(Image-based layout entries)

═══

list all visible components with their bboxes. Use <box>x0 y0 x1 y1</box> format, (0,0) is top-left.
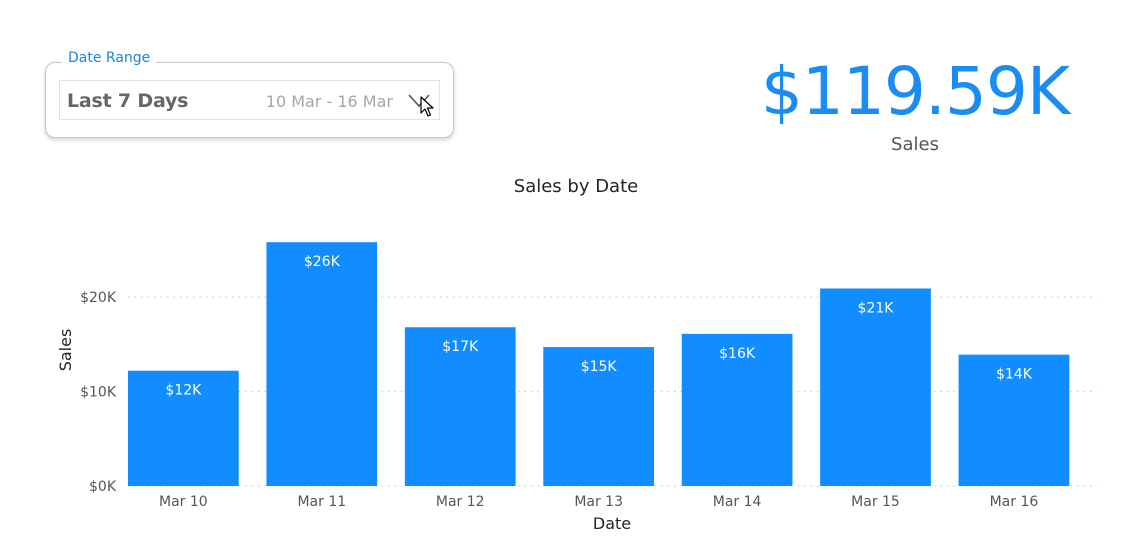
x-tick-label: Mar 13 <box>574 494 623 510</box>
y-axis-title: Sales <box>56 329 75 372</box>
x-tick-label: Mar 15 <box>851 494 900 510</box>
bar-mar-15[interactable] <box>820 288 931 486</box>
x-axis-title: Date <box>593 514 631 533</box>
bar-data-label: $16K <box>719 346 756 362</box>
bar-mar-11[interactable] <box>266 242 378 486</box>
y-tick-label: $20K <box>80 290 117 306</box>
chart-title: Sales by Date <box>514 176 638 197</box>
x-tick-label: Mar 16 <box>990 494 1039 510</box>
x-tick-label: Mar 10 <box>159 494 208 510</box>
y-tick-label: $0K <box>89 479 117 495</box>
bar-data-label: $15K <box>581 359 618 375</box>
bar-data-label: $17K <box>442 339 479 355</box>
bar-data-label: $14K <box>996 367 1033 383</box>
x-tick-label: Mar 14 <box>713 494 762 510</box>
sales-by-date-chart: Sales by Date $0K $10K $20K $12K $26K $17K $1… <box>56 176 1097 533</box>
x-tick-label: Mar 11 <box>297 494 346 510</box>
bar-data-label: $21K <box>858 300 895 316</box>
bar-data-label: $26K <box>304 254 341 270</box>
bar-data-label: $12K <box>165 383 202 399</box>
x-tick-label: Mar 12 <box>436 494 485 510</box>
y-tick-label: $10K <box>80 385 117 401</box>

═══

_Exercise details_
Copy the portion of the material above that begins with the line containing "x-tick-label: Mar 13" and ends with the line containing "y-tick-label: $0K <box>89 479 117 495</box>", keeping every line unchanged and including both end lines.

_Exercise answer_
x-tick-label: Mar 13 <box>574 494 623 510</box>
y-axis-title: Sales <box>56 329 75 372</box>
x-tick-label: Mar 15 <box>851 494 900 510</box>
bar-mar-15[interactable] <box>820 288 931 486</box>
x-axis-title: Date <box>593 514 631 533</box>
bar-data-label: $16K <box>719 346 756 362</box>
bar-mar-11[interactable] <box>266 242 378 486</box>
y-tick-label: $20K <box>80 290 117 306</box>
chart-title: Sales by Date <box>514 176 638 197</box>
x-tick-label: Mar 16 <box>990 494 1039 510</box>
x-tick-label: Mar 10 <box>159 494 208 510</box>
y-tick-label: $0K <box>89 479 117 495</box>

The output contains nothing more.